**Your instructions:** Wherever the word "only" shows up in a line, please copy that line.

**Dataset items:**
---*---

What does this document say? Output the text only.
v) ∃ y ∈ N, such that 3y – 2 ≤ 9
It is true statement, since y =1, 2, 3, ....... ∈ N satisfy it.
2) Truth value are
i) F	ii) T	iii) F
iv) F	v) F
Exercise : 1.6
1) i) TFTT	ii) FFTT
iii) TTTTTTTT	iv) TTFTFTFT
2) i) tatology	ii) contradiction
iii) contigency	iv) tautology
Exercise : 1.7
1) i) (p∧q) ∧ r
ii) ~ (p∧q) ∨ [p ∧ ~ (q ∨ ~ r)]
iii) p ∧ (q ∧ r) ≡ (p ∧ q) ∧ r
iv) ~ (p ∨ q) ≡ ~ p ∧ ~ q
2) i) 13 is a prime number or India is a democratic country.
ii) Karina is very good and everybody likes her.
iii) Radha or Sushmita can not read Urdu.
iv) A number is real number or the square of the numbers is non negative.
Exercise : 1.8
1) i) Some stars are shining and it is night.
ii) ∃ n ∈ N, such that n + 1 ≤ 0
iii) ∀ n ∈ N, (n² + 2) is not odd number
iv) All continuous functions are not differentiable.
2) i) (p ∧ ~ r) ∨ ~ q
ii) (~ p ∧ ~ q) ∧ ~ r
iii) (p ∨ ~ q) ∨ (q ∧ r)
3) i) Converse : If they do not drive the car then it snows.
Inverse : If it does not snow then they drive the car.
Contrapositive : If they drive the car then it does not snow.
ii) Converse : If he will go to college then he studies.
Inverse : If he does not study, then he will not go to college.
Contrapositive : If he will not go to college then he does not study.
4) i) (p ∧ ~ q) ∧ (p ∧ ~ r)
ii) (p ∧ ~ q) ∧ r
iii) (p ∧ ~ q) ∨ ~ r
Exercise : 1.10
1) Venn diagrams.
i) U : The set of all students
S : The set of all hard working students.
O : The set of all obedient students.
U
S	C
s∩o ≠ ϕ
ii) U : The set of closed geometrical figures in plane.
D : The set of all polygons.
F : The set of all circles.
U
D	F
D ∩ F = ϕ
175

---*---

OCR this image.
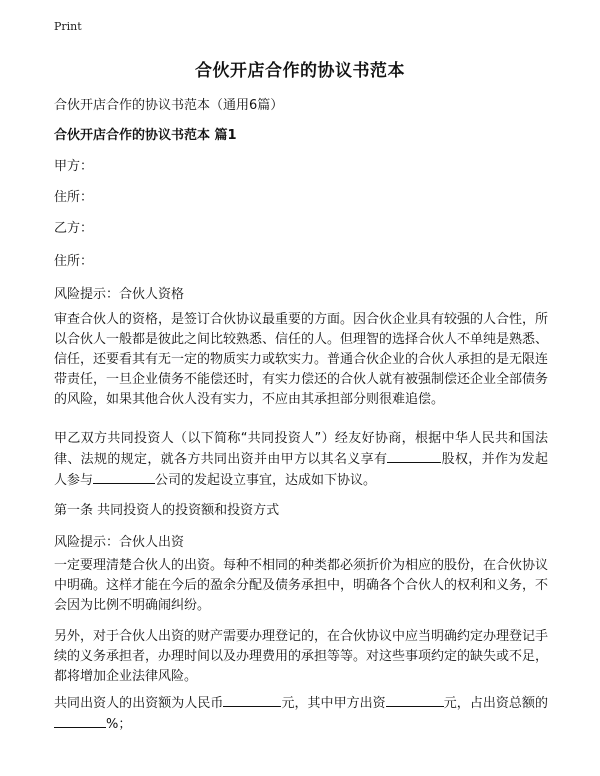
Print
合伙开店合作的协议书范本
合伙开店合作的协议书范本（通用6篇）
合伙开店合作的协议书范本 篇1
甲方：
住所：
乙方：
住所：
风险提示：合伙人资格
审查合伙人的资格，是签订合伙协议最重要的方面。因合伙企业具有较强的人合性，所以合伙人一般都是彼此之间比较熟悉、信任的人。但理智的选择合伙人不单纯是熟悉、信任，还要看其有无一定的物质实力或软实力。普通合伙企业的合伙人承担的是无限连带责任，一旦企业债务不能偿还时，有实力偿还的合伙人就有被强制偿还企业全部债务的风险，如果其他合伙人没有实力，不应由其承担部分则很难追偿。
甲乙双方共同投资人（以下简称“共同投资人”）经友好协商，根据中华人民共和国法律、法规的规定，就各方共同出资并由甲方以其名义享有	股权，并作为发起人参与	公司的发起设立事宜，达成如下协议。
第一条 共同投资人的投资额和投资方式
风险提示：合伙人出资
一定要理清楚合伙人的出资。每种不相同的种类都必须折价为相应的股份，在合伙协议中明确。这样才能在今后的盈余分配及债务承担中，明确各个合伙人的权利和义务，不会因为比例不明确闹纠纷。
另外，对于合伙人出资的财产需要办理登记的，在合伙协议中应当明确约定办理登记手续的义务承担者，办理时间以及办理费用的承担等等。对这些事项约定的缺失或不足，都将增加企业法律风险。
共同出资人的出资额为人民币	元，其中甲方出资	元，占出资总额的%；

---*---

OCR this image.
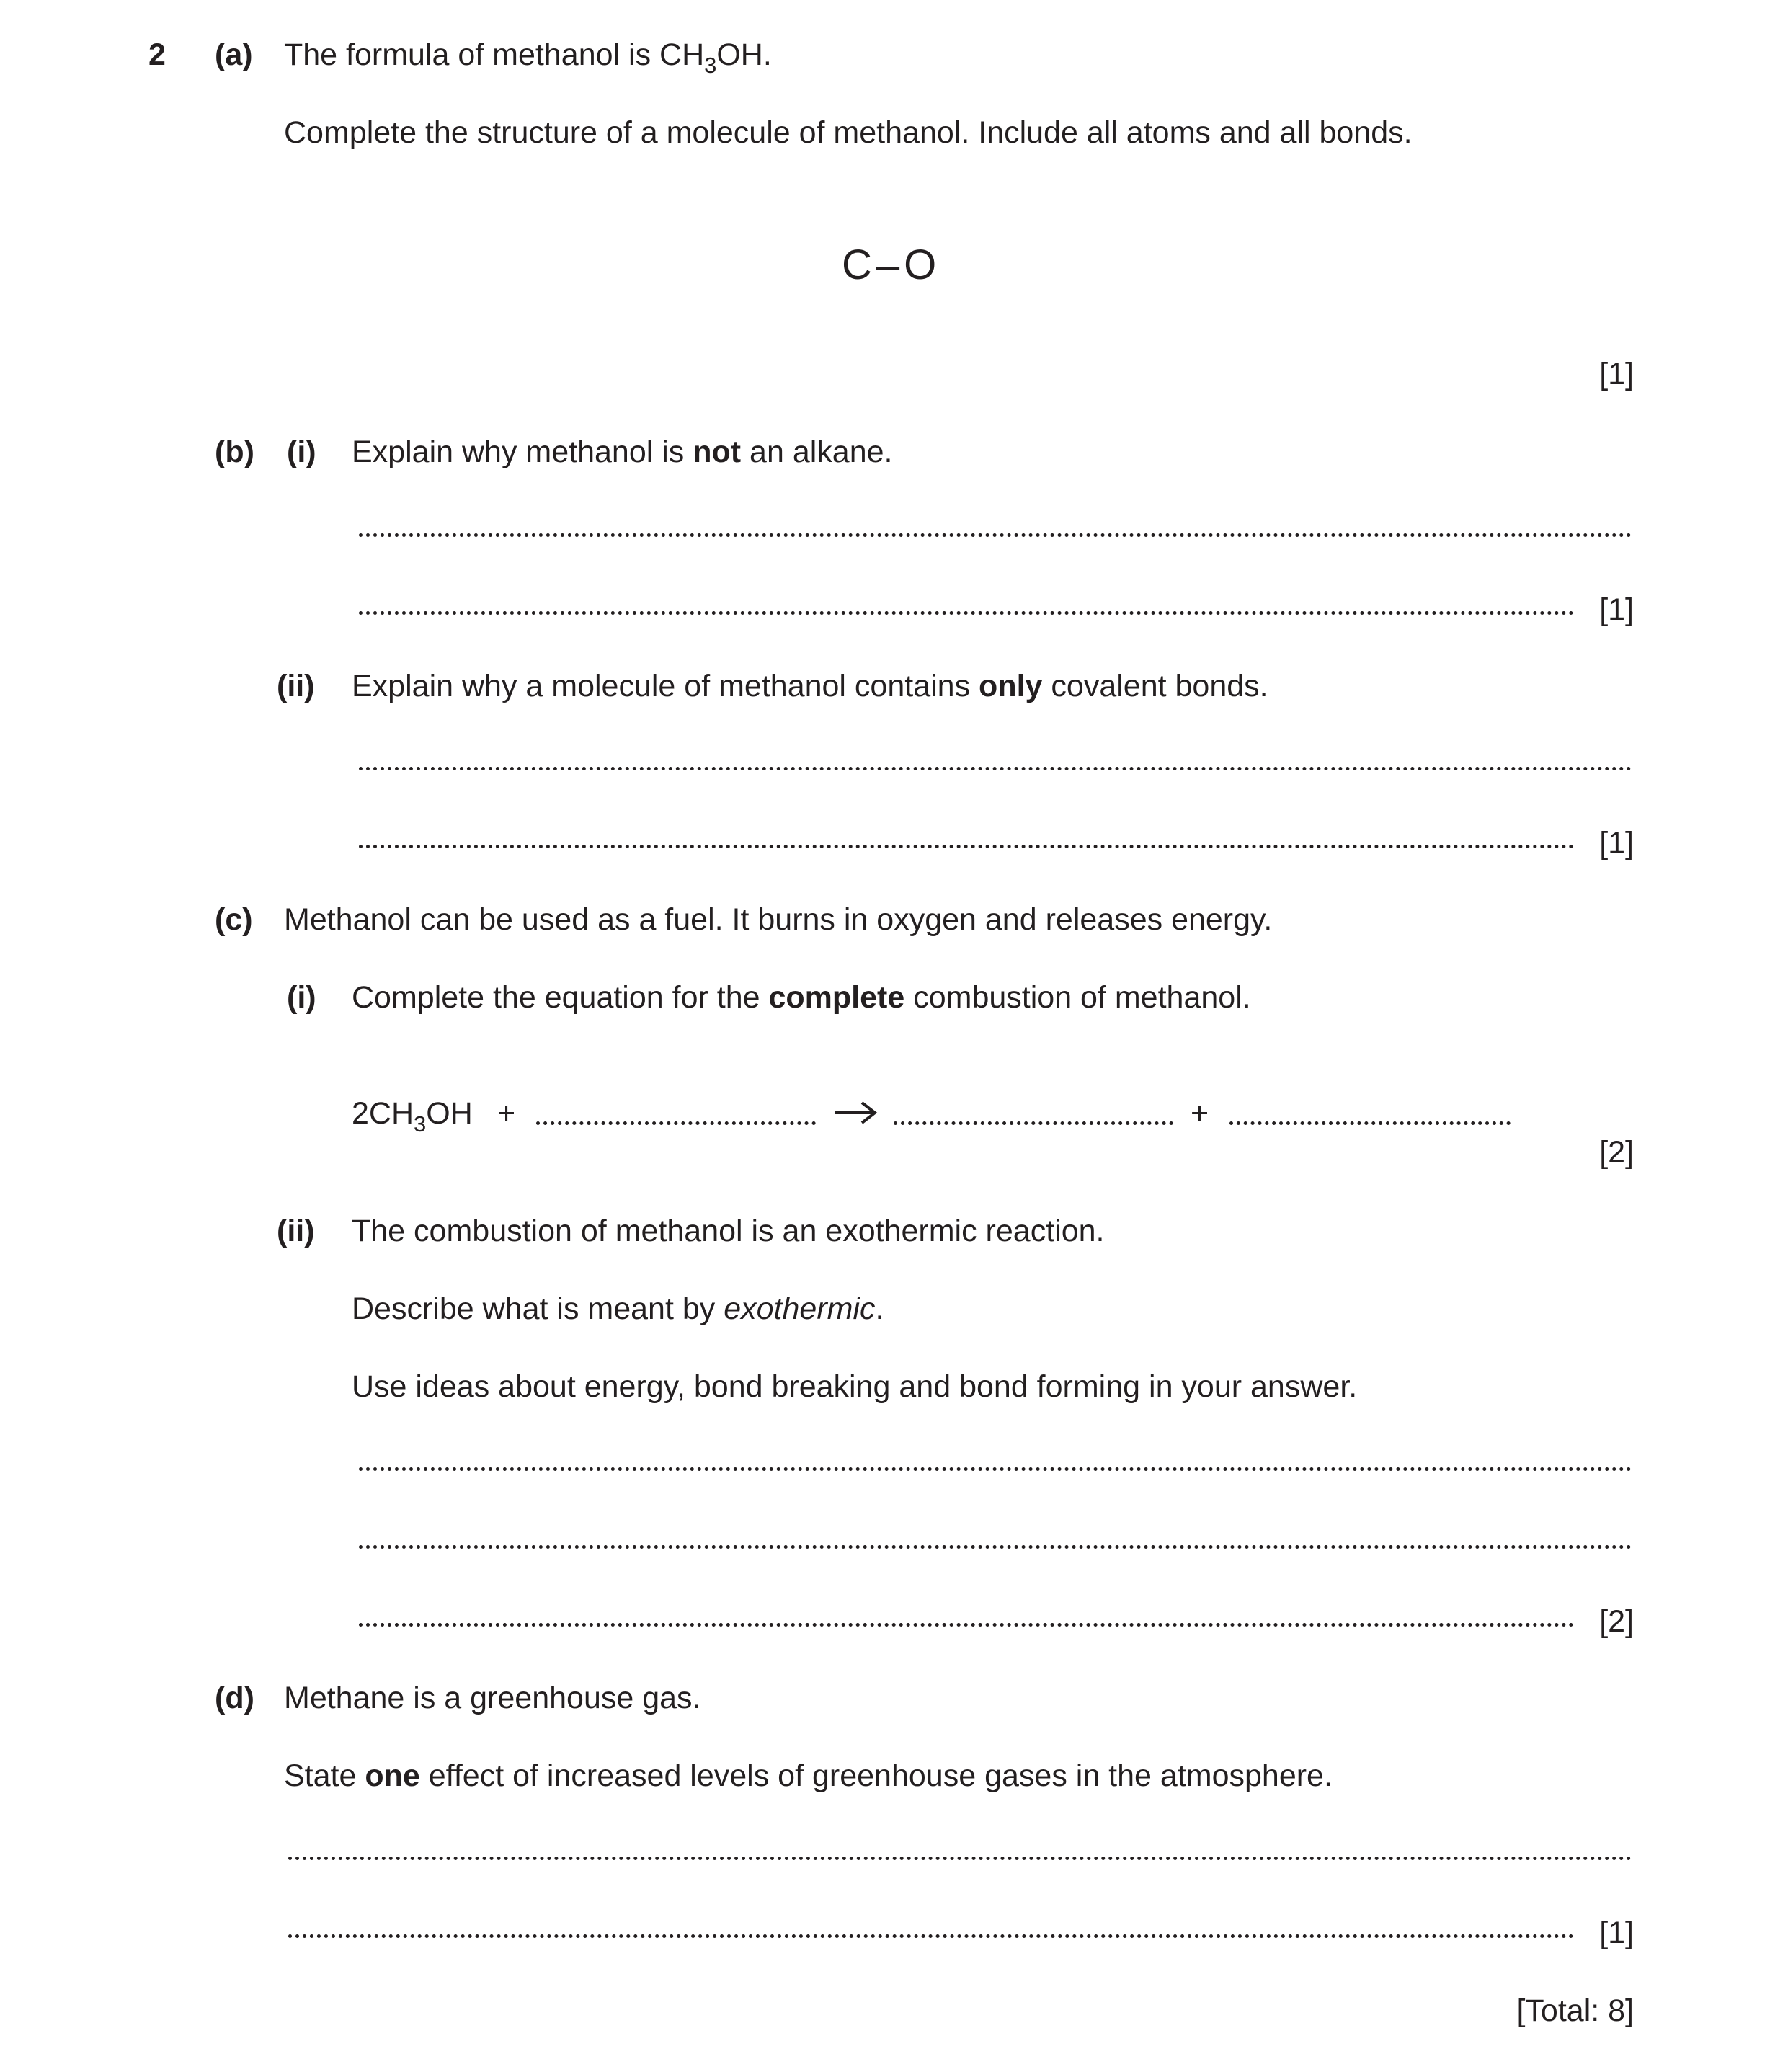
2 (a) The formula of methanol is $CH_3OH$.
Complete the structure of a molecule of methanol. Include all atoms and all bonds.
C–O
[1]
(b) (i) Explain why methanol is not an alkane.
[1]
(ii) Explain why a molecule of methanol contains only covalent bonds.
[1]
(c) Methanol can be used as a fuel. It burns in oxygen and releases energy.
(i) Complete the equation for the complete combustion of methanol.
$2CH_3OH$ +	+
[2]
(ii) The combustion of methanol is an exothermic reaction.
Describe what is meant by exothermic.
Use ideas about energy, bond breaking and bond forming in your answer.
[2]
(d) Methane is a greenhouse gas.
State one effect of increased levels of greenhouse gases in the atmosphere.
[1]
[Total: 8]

---*---

**Task answer:**
What does this document say? Output the text only.
(ii) Explain why a molecule of methanol contains only covalent bonds.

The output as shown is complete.